▸ Listing
____________

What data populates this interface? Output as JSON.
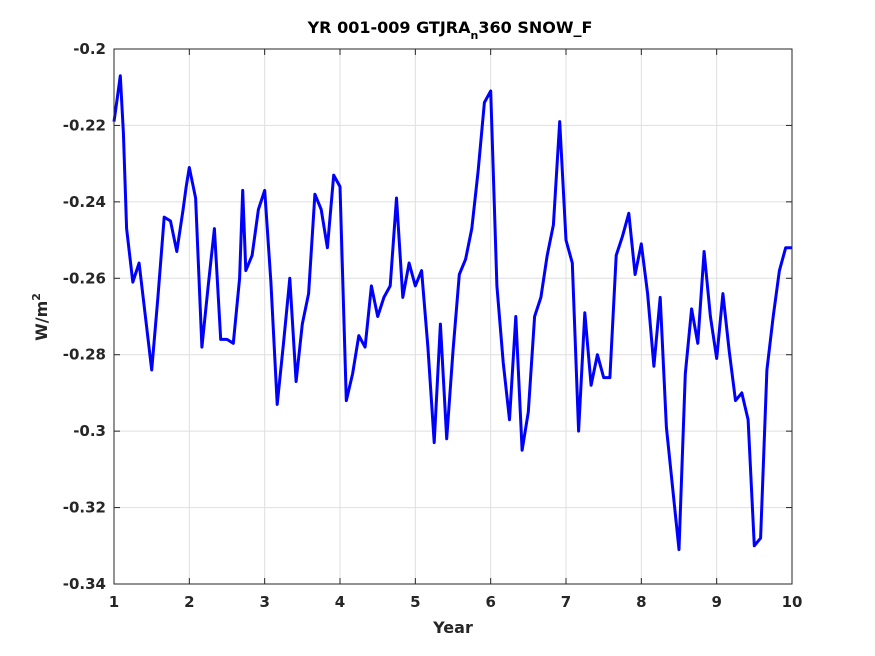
{
  "chart_data": {
    "type": "line",
    "title": {
      "prefix": "YR 001-009 GTJRA",
      "subscript": "n",
      "suffix": "360 SNOW_F"
    },
    "xlabel": "Year",
    "ylabel": {
      "base": "W/m",
      "superscript": "2"
    },
    "xlim": [
      1,
      10
    ],
    "ylim": [
      -0.34,
      -0.2
    ],
    "xticks": [
      1,
      2,
      3,
      4,
      5,
      6,
      7,
      8,
      9,
      10
    ],
    "xtick_labels": [
      "1",
      "2",
      "3",
      "4",
      "5",
      "6",
      "7",
      "8",
      "9",
      "10"
    ],
    "yticks": [
      -0.34,
      -0.32,
      -0.3,
      -0.28,
      -0.26,
      -0.24,
      -0.22,
      -0.2
    ],
    "ytick_labels": [
      "-0.34",
      "-0.32",
      "-0.3",
      "-0.28",
      "-0.26",
      "-0.24",
      "-0.22",
      "-0.2"
    ],
    "grid": true,
    "line_color": "#0000ff",
    "series": [
      {
        "x": [
          1.0,
          1.042,
          1.083,
          1.125,
          1.167,
          1.25,
          1.333,
          1.417,
          1.5,
          1.583,
          1.667,
          1.75,
          1.833,
          1.917,
          1.958,
          2.0,
          2.083,
          2.167,
          2.25,
          2.333,
          2.417,
          2.5,
          2.583,
          2.667,
          2.708,
          2.75,
          2.833,
          2.917,
          3.0,
          3.083,
          3.167,
          3.25,
          3.333,
          3.417,
          3.5,
          3.583,
          3.667,
          3.75,
          3.833,
          3.917,
          4.0,
          4.083,
          4.167,
          4.25,
          4.333,
          4.417,
          4.5,
          4.583,
          4.667,
          4.75,
          4.833,
          4.917,
          5.0,
          5.083,
          5.167,
          5.25,
          5.333,
          5.417,
          5.5,
          5.583,
          5.667,
          5.75,
          5.833,
          5.917,
          6.0,
          6.083,
          6.167,
          6.25,
          6.333,
          6.417,
          6.5,
          6.583,
          6.667,
          6.75,
          6.833,
          6.917,
          7.0,
          7.083,
          7.167,
          7.25,
          7.333,
          7.417,
          7.5,
          7.583,
          7.667,
          7.75,
          7.833,
          7.917,
          8.0,
          8.083,
          8.167,
          8.25,
          8.333,
          8.417,
          8.5,
          8.583,
          8.667,
          8.75,
          8.833,
          8.917,
          9.0,
          9.083,
          9.167,
          9.25,
          9.333,
          9.417,
          9.5,
          9.583,
          9.667,
          9.75,
          9.833,
          9.917,
          10.0
        ],
        "y": [
          -0.219,
          -0.213,
          -0.207,
          -0.222,
          -0.247,
          -0.261,
          -0.256,
          -0.27,
          -0.284,
          -0.265,
          -0.244,
          -0.245,
          -0.253,
          -0.242,
          -0.236,
          -0.231,
          -0.239,
          -0.278,
          -0.262,
          -0.247,
          -0.276,
          -0.276,
          -0.277,
          -0.26,
          -0.237,
          -0.258,
          -0.254,
          -0.242,
          -0.237,
          -0.261,
          -0.293,
          -0.277,
          -0.26,
          -0.287,
          -0.272,
          -0.264,
          -0.238,
          -0.242,
          -0.252,
          -0.233,
          -0.236,
          -0.292,
          -0.285,
          -0.275,
          -0.278,
          -0.262,
          -0.27,
          -0.265,
          -0.262,
          -0.239,
          -0.265,
          -0.256,
          -0.262,
          -0.258,
          -0.278,
          -0.303,
          -0.272,
          -0.302,
          -0.279,
          -0.259,
          -0.255,
          -0.247,
          -0.232,
          -0.214,
          -0.211,
          -0.262,
          -0.282,
          -0.297,
          -0.27,
          -0.305,
          -0.295,
          -0.27,
          -0.265,
          -0.254,
          -0.246,
          -0.219,
          -0.25,
          -0.256,
          -0.3,
          -0.269,
          -0.288,
          -0.28,
          -0.286,
          -0.286,
          -0.254,
          -0.249,
          -0.243,
          -0.259,
          -0.251,
          -0.264,
          -0.283,
          -0.265,
          -0.299,
          -0.315,
          -0.331,
          -0.285,
          -0.268,
          -0.277,
          -0.253,
          -0.27,
          -0.281,
          -0.264,
          -0.279,
          -0.292,
          -0.29,
          -0.297,
          -0.33,
          -0.328,
          -0.284,
          -0.27,
          -0.258,
          -0.252,
          -0.252
        ]
      }
    ]
  }
}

____________

▸ Stated goal
Leave the pictures out and copy the rest of the data exactly.

▸ Result of the task
What data populates this interface? Output as JSON.
{
  "chart_data": {
    "type": "line",
    "title": {
      "prefix": "YR 001-009 GTJRA",
      "subscript": "n",
      "suffix": "360 SNOW_F"
    },
    "xlabel": "Year",
    "ylabel": {
      "base": "W/m",
      "superscript": "2"
    },
    "xlim": [
      1,
      10
    ],
    "ylim": [
      -0.34,
      -0.2
    ],
    "xticks": [
      1,
      2,
      3,
      4,
      5,
      6,
      7,
      8,
      9,
      10
    ],
    "xtick_labels": [
      "1",
      "2",
      "3",
      "4",
      "5",
      "6",
      "7",
      "8",
      "9",
      "10"
    ],
    "yticks": [
      -0.34,
      -0.32,
      -0.3,
      -0.28,
      -0.26,
      -0.24,
      -0.22,
      -0.2
    ],
    "ytick_labels": [
      "-0.34",
      "-0.32",
      "-0.3",
      "-0.28",
      "-0.26",
      "-0.24",
      "-0.22",
      "-0.2"
    ],
    "grid": true,
    "line_color": "#0000ff",
    "series": [
      {
        "x": [
          1.0,
          1.042,
          1.083,
          1.125,
          1.167,
          1.25,
          1.333,
          1.417,
          1.5,
          1.583,
          1.667,
          1.75,
          1.833,
          1.917,
          1.958,
          2.0,
          2.083,
          2.167,
          2.25,
          2.333,
          2.417,
          2.5,
          2.583,
          2.667,
          2.708,
          2.75,
          2.833,
          2.917,
          3.0,
          3.083,
          3.167,
          3.25,
          3.333,
          3.417,
          3.5,
          3.583,
          3.667,
          3.75,
          3.833,
          3.917,
          4.0,
          4.083,
          4.167,
          4.25,
          4.333,
          4.417,
          4.5,
          4.583,
          4.667,
          4.75,
          4.833,
          4.917,
          5.0,
          5.083,
          5.167,
          5.25,
          5.333,
          5.417,
          5.5,
          5.583,
          5.667,
          5.75,
          5.833,
          5.917,
          6.0,
          6.083,
          6.167,
          6.25,
          6.333,
          6.417,
          6.5,
          6.583,
          6.667,
          6.75,
          6.833,
          6.917,
          7.0,
          7.083,
          7.167,
          7.25,
          7.333,
          7.417,
          7.5,
          7.583,
          7.667,
          7.75,
          7.833,
          7.917,
          8.0,
          8.083,
          8.167,
          8.25,
          8.333,
          8.417,
          8.5,
          8.583,
          8.667,
          8.75,
          8.833,
          8.917,
          9.0,
          9.083,
          9.167,
          9.25,
          9.333,
          9.417,
          9.5,
          9.583,
          9.667,
          9.75,
          9.833,
          9.917,
          10.0
        ],
        "y": [
          -0.219,
          -0.213,
          -0.207,
          -0.222,
          -0.247,
          -0.261,
          -0.256,
          -0.27,
          -0.284,
          -0.265,
          -0.244,
          -0.245,
          -0.253,
          -0.242,
          -0.236,
          -0.231,
          -0.239,
          -0.278,
          -0.262,
          -0.247,
          -0.276,
          -0.276,
          -0.277,
          -0.26,
          -0.237,
          -0.258,
          -0.254,
          -0.242,
          -0.237,
          -0.261,
          -0.293,
          -0.277,
          -0.26,
          -0.287,
          -0.272,
          -0.264,
          -0.238,
          -0.242,
          -0.252,
          -0.233,
          -0.236,
          -0.292,
          -0.285,
          -0.275,
          -0.278,
          -0.262,
          -0.27,
          -0.265,
          -0.262,
          -0.239,
          -0.265,
          -0.256,
          -0.262,
          -0.258,
          -0.278,
          -0.303,
          -0.272,
          -0.302,
          -0.279,
          -0.259,
          -0.255,
          -0.247,
          -0.232,
          -0.214,
          -0.211,
          -0.262,
          -0.282,
          -0.297,
          -0.27,
          -0.305,
          -0.295,
          -0.27,
          -0.265,
          -0.254,
          -0.246,
          -0.219,
          -0.25,
          -0.256,
          -0.3,
          -0.269,
          -0.288,
          -0.28,
          -0.286,
          -0.286,
          -0.254,
          -0.249,
          -0.243,
          -0.259,
          -0.251,
          -0.264,
          -0.283,
          -0.265,
          -0.299,
          -0.315,
          -0.331,
          -0.285,
          -0.268,
          -0.277,
          -0.253,
          -0.27,
          -0.281,
          -0.264,
          -0.279,
          -0.292,
          -0.29,
          -0.297,
          -0.33,
          -0.328,
          -0.284,
          -0.27,
          -0.258,
          -0.252,
          -0.252
        ]
      }
    ]
  }
}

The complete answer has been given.